(Items from a data source)
◇ ◇ ◇ ◇ ◇

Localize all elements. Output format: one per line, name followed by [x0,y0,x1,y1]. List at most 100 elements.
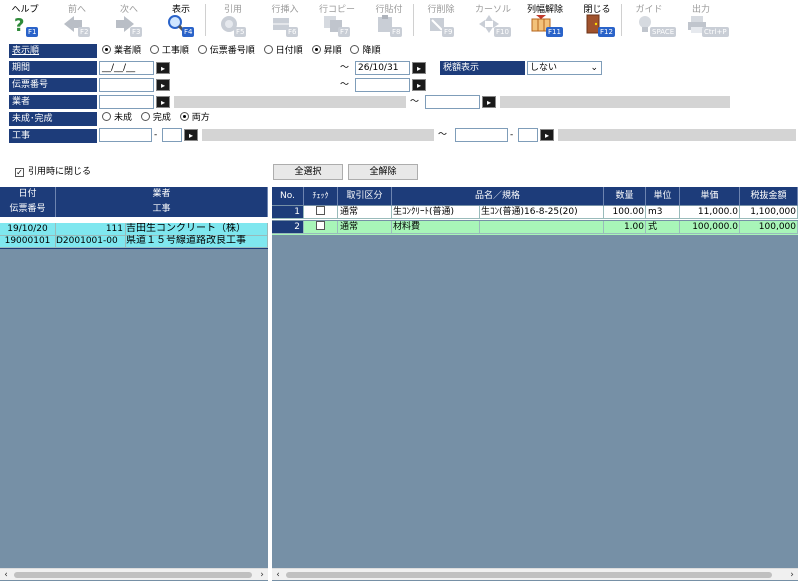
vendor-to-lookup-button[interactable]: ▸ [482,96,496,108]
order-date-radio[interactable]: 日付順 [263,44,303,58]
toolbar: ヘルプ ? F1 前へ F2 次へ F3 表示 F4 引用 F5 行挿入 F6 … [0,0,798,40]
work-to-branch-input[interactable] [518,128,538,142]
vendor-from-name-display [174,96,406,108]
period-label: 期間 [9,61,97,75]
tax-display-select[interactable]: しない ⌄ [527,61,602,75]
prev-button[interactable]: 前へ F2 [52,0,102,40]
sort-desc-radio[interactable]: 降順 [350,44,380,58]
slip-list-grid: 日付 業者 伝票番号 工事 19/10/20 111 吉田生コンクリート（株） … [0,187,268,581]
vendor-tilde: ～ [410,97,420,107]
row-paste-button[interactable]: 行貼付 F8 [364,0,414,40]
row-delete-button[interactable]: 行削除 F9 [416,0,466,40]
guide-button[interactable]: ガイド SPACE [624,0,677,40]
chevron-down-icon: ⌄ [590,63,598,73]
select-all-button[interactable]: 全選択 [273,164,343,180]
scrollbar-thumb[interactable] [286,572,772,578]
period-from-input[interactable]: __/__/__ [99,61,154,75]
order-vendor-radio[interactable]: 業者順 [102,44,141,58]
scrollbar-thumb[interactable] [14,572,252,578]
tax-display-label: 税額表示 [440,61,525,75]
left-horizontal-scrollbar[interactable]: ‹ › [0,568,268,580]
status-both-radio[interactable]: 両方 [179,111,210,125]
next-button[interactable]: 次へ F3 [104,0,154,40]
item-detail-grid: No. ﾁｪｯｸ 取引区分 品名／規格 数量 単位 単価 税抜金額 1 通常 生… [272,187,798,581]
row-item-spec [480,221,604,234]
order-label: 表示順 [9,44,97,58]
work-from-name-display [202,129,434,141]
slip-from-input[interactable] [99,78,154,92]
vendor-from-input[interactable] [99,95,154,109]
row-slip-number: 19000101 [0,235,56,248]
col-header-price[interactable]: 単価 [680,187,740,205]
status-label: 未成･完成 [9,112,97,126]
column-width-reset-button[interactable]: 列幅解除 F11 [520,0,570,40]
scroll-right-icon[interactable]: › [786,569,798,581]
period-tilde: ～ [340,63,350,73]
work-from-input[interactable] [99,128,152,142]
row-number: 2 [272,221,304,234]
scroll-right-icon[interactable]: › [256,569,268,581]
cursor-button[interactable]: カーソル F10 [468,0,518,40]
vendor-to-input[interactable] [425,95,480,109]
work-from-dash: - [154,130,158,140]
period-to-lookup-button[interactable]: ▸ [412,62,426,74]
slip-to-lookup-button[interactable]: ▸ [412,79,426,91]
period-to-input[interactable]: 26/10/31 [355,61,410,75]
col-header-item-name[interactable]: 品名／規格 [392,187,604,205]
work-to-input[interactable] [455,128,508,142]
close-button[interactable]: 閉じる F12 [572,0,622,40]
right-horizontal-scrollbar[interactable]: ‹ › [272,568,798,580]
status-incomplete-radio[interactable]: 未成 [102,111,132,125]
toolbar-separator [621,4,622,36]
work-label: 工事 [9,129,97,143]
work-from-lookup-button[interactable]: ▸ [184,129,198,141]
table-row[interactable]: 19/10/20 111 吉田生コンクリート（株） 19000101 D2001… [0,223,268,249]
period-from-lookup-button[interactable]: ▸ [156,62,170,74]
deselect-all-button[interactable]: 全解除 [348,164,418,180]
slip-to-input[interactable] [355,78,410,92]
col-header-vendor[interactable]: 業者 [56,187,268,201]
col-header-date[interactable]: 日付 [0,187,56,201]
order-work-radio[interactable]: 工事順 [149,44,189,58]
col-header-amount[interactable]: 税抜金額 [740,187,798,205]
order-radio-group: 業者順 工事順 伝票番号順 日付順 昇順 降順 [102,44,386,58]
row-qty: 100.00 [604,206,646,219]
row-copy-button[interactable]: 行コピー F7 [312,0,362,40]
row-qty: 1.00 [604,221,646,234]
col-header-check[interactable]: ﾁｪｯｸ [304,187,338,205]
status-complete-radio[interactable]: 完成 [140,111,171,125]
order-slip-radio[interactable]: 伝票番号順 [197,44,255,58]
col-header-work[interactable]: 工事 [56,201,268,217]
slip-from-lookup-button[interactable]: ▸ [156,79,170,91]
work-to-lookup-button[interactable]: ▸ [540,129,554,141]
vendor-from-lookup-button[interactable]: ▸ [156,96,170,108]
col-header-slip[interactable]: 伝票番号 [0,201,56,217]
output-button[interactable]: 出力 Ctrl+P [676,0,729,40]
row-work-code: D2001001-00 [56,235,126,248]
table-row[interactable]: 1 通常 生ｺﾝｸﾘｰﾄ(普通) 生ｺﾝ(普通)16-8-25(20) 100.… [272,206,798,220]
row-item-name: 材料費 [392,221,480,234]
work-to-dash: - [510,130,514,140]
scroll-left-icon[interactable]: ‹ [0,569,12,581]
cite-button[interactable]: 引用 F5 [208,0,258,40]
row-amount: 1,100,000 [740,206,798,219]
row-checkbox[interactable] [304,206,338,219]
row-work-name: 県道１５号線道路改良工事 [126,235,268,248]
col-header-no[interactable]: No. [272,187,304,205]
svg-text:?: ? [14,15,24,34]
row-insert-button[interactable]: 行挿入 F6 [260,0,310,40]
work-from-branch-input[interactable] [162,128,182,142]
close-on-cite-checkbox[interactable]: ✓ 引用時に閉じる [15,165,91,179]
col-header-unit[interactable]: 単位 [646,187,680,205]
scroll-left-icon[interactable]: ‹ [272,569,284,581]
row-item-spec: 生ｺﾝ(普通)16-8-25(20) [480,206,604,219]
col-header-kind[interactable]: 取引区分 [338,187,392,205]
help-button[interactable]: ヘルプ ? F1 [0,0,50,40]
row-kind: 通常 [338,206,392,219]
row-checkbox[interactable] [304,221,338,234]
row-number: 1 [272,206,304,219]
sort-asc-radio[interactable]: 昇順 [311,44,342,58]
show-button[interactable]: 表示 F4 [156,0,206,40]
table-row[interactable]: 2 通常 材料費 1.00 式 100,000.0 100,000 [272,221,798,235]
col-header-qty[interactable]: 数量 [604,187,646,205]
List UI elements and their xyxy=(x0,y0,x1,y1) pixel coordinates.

◇ ◇ ◇ ◇ ◇

- **DIRECTION**
Copy the listing lines word for word, from the line that contains "vendor-to-lookup-button[interactable]: ▸ [482,96,496,108]" through the line that contains "period-label: 期間 [9,61,97,75]", including both of those lines.

- **EXERCISE ANSWER**
vendor-to-lookup-button[interactable]: ▸ [482,96,496,108]
order-date-radio[interactable]: 日付順 [263,44,303,58]
toolbar: ヘルプ ? F1 前へ F2 次へ F3 表示 F4 引用 F5 行挿入 F6 … [0,0,798,40]
work-to-branch-input[interactable] [518,128,538,142]
vendor-from-name-display [174,96,406,108]
period-label: 期間 [9,61,97,75]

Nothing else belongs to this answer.